*** ENTRIES SHOWN
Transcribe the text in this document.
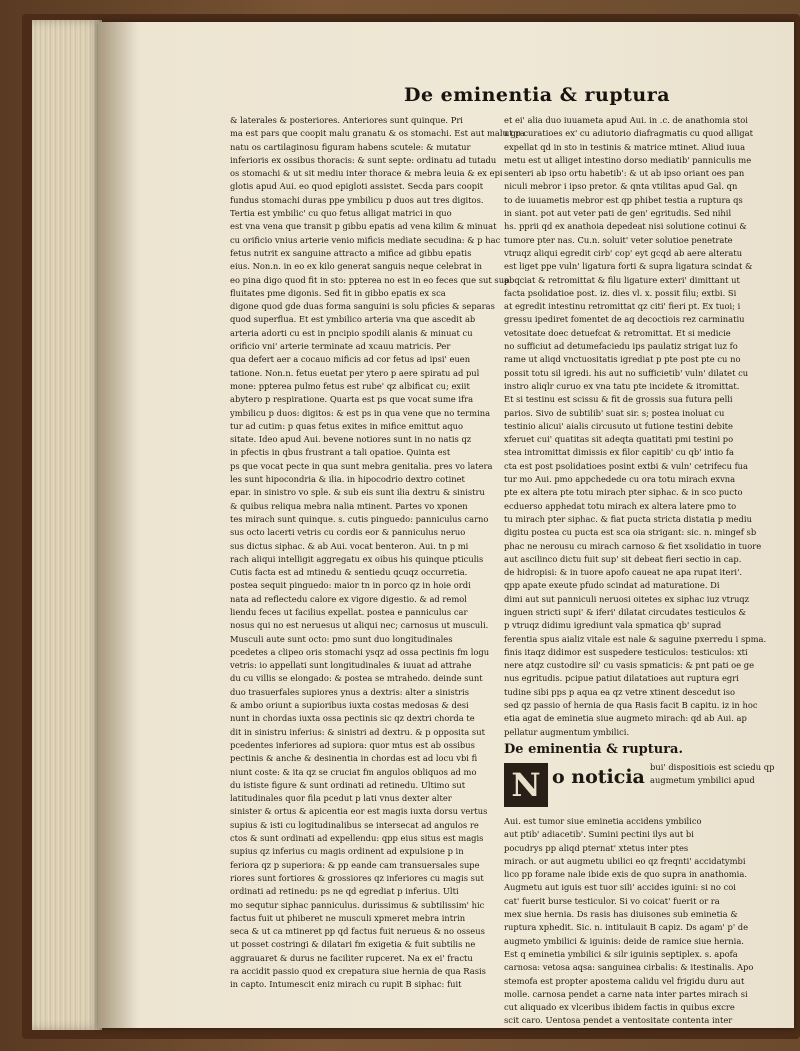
De eminentia & ruptura
& laterales & posteriores. Anteriores sunt quinque. Pri
ma est pars que coopit malu granatu & os stomachi. Est aut malu gra
natu os cartilaginosu figuram habens scutele: & mutatur
inferioris ex ossibus thoracis: & sunt septe: ordinatu ad tutadu
os stomachi & ut sit mediu inter thorace & mebra leuia & ex epi
glotis apud Aui. eo quod epigloti assistet. Secda pars coopit
fundus stomachi duras ppe ymbilicu p duos aut tres digitos.
Tertia est ymbilic' cu quo fetus alligat matrici in quo
est vna vena que transit p gibbu epatis ad vena kilim & minuat
cu orificio vnius arterie venio mificis mediate secudina: & p hac
fetus nutrit ex sanguine attracto a mifice ad gibbu epatis
eius. Non.n. in eo ex kilo generat sanguis neque celebrat in
eo pina digo quod fit in sto: ppterea no est in eo feces que sut sup
fluitates pme digonis. Sed fit in gibbo epatis ex sca
digone quod gde duas forma sanguini is solu pficies & separas
quod superflua. Et est ymbilico arteria vna que ascedit ab
arteria adorti cu est in pncipio spodili alanis & minuat cu
orificio vni' arterie terminate ad xcauu matricis. Per
qua defert aer a cocauo mificis ad cor fetus ad ipsi' euen
tatione. Non.n. fetus euetat per ytero p aere spiratu ad pul
mone: ppterea pulmo fetus est rube' qz albificat cu; exiit
abytero p respiratione. Quarta est ps que vocat sume ifra
ymbilicu p duos: digitos: & est ps in qua vene que no termina
tur ad cutim: p quas fetus exites in mifice emittut aquo
sitate. Ideo apud Aui. bevene notiores sunt in no natis qz
in pfectis in qbus frustrant a tali opatioe. Quinta est
ps que vocat pecte in qua sunt mebra genitalia. pres vo latera
les sunt hipocondria & ilia. in hipocodrio dextro cotinet
epar. in sinistro vo sple. & sub eis sunt ilia dextru & sinistru
& quibus reliqua mebra nalia mtinent. Partes vo xponen
tes mirach sunt quinque. s. cutis pinguedo: panniculus carno
sus octo lacerti vetris cu cordis eor & panniculus neruo
sus dictus siphac. & ab Aui. vocat benteron. Aui. tn p mi
rach aliqui intelligit aggregatu ex oibus his quinque pticulis
Cutis facta est ad mtinedu & sentiedu qcuqz occurretia.
postea sequit pinguedo: maior tn in porco qz in hoie ordi
nata ad reflectedu calore ex vigore digestio. & ad remol
liendu feces ut facilius expellat. postea e panniculus car
nosus qui no est neruesus ut aliqui nec; carnosus ut musculi.
Musculi aute sunt octo: pmo sunt duo longitudinales
pcedetes a clipeo oris stomachi ysqz ad ossa pectinis fm logu
vetris: io appellati sunt longitudinales & iuuat ad attrahe
du cu villis se elongado: & postea se mtrahedo. deinde sunt
duo trasuerfales supiores ynus a dextris: alter a sinistris
& ambo oriunt a supioribus iuxta costas medosas & desi
nunt in chordas iuxta ossa pectinis sic qz dextri chorda te
dit in sinistru inferius: & sinistri ad dextru. & p opposita sut
pcedentes inferiores ad supiora: quor mtus est ab ossibus
pectinis & anche & desinentia in chordas est ad locu vbi fi
niunt coste: & ita qz se cruciat fm angulos obliquos ad mo
du ististe figure & sunt ordinati ad retinedu. Ultimo sut
latitudinales quor fila pcedut p lati vnus dexter alter
sinister & ortus & apicentia eor est magis iuxta dorsu vertus
supius & isti cu logitudinalibus se intersecat ad angulos re
ctos & sunt ordinati ad expellendu: qpp eius situs est magis
supius qz inferius cu magis ordinent ad expulsione p in
feriora qz p superiora: & pp eande cam transuersales supe
riores sunt fortiores & grossiores qz inferiores cu magis sut
ordinati ad retinedu: ps ne qd egrediat p inferius. Ulti
mo sequtur siphac panniculus. durissimus & subtilissim' hic
factus fuit ut phiberet ne musculi xpmeret mebra intrin
seca & ut ca mtineret pp qd factus fuit nerueus & no osseus
ut posset costringi & dilatari fm exigetia & fuit subtilis ne
aggrauaret & durus ne faciliter rupceret. Na ex ei' fractu
ra accidit passio quod ex crepatura siue hernia de qua Rasis
in capto. Intumescit eniz mirach cu rupit B siphac: fuit
et ei' alia duo iuuameta apud Aui. in .c. de anathomia stoi
ut p curatioes ex' cu adiutorio diafragmatis cu quod alligat
expellat qd in sto in testinis & matrice mtinet. Aliud iuua
metu est ut alliget intestino dorso mediatib' panniculis me
senteri ab ipso ortu habetib': & ut ab ipso oriant oes pan
niculi mebror i ipso pretor. & qnta vtilitas apud Gal. qn
to de iuuametis mebror est qp phibet testia a ruptura qs
in siant. pot aut veter pati de gen' egritudis. Sed nihil
hs. pprii qd ex anathoia depedeat nisi solutione cotinui &
tumore pter nas. Cu.n. soluit' veter solutioe penetrate
vtruqz aliqui egredit cirb' cop' eyt gcqd ab aere alteratu
est liget ppe vuln' ligatura forti & supra ligatura scindat &
abqciat & retromittat & filu ligature exteri' dimittant ut
facta psolidatioe post. iz. dies vl. x. possit filu; extbi. Si
at egredit intestinu retromittat qz citi' fieri pt. Ex tuoi; i
gressu ipediret fomentet de aq decoctiois rez carminatiu
vetositate doec detuefcat & retromittat. Et si medicie
no sufficiut ad detumefaciedu ips paulatiz strigat iuz fo
rame ut aliqd vnctuositatis igrediat p pte post pte cu no
possit totu sil igredi. his aut no sufficietib' vuln' dilatet cu
instro aliqlr curuo ex vna tatu pte incidete & itromittat.
Et si testinu est scissu & fit de grossis sua futura pelli
parios. Sivo de subtilib' suat sir. s; postea inoluat cu
testinio alicui' aialis circusuto ut futione testini debite
xferuet cui' quatitas sit adeqta quatitati pmi testini po
stea intromittat dimissis ex filor capitib' cu qb' intio fa
cta est post psolidatioes posint extbi & vuln' cetrifecu fua
tur mo Aui. pmo appchedede cu ora totu mirach exvna
pte ex altera pte totu mirach pter siphac. & in sco pucto
ecduerso apphedat totu mirach ex altera latere pmo to
tu mirach pter siphac. & fiat pucta stricta distatia p mediu
digitu postea cu pucta est sca oia strigant: sic. n. mingef sb
phac ne nerousu cu mirach carnoso & fiet xsolidatio in tuore
aut ascilinco dictu fuit sup' sit debeat fieri sectio in cap.
de hidropisi: & in tuore apofo caueat ne apa rupat iteri'.
qpp apate exeute pfudo scindat ad maturatione. Di
dimi aut sut panniculi neruosi oitetes ex siphac iuz vtruqz
inguen stricti supi' & iferi' dilatat circudates testiculos &
p vtruqz didimu igrediunt vala spmatica qb' suprad
ferentia spus aializ vitale est nale & saguine pxerredu i spma.
finis itaqz didimor est suspedere testiculos: testiculos: xti
nere atqz custodire sil' cu vasis spmaticis: & pnt pati oe ge
nus egritudis. pcipue patiut dilatatioes aut ruptura egri
tudine sibi pps p aqua ea qz vetre xtinent descedut iso
sed qz passio of hernia de qua Rasis facit B capitu. iz in hoc
etia agat de eminetia siue augmeto mirach: qd ab Aui. ap
pellatur augmentum ymbilici.
De eminentia & ruptura.
N o noticia bui' dispositiois est sciedu qp
augmetum ymbilici apud
Aui. est tumor siue eminetia accidens ymbilico
aut ptib' adiacetib'. Sumini pectini ilys aut bi
pocudrys pp aliqd pternat' xtetus inter ptes
mirach. or aut augmetu ubilici eo qz freqnti' accidatymbi
lico pp forame nale ibide exis de quo supra in anathomia.
Augmetu aut iguis est tuor sili' accides iguini: si no coi
cat' fuerit burse testiculor. Si vo coicat' fuerit or ra
mex siue hernia. Ds rasis has diuisones sub eminetia &
ruptura xphedit. Sic. n. intitulauit B capiz. Ds agam' p' de
augmeto ymbilici & iguinis: deide de ramice siue hernia.
Est q eminetia ymbilici & silr iguinis septiplex. s. apofa
carnosa: vetosa aqsa: sanguinea cirbalis: & itestinalis. Apo
stemofa est propter apostema calidu vel frigidu duru aut
molle. carnosa pendet a carne nata inter partes mirach si
cut aliquado ex vlceribus ibidem factis in quibus excre
scit caro. Uentosa pendet a ventositate contenta inter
******
Where does the word "postea" occur in the data? Copy every line that has it.

postea sequit pinguedo: maior tn in porco qz in hoie ordi
liendu feces ut facilius expellat. postea e panniculus car
du cu villis se elongado: & postea se mtrahedo. deinde sunt
parios. Sivo de subtilib' suat sir. s; postea inoluat cu
digitu postea cu pucta est sca oia strigant: sic. n. mingef sb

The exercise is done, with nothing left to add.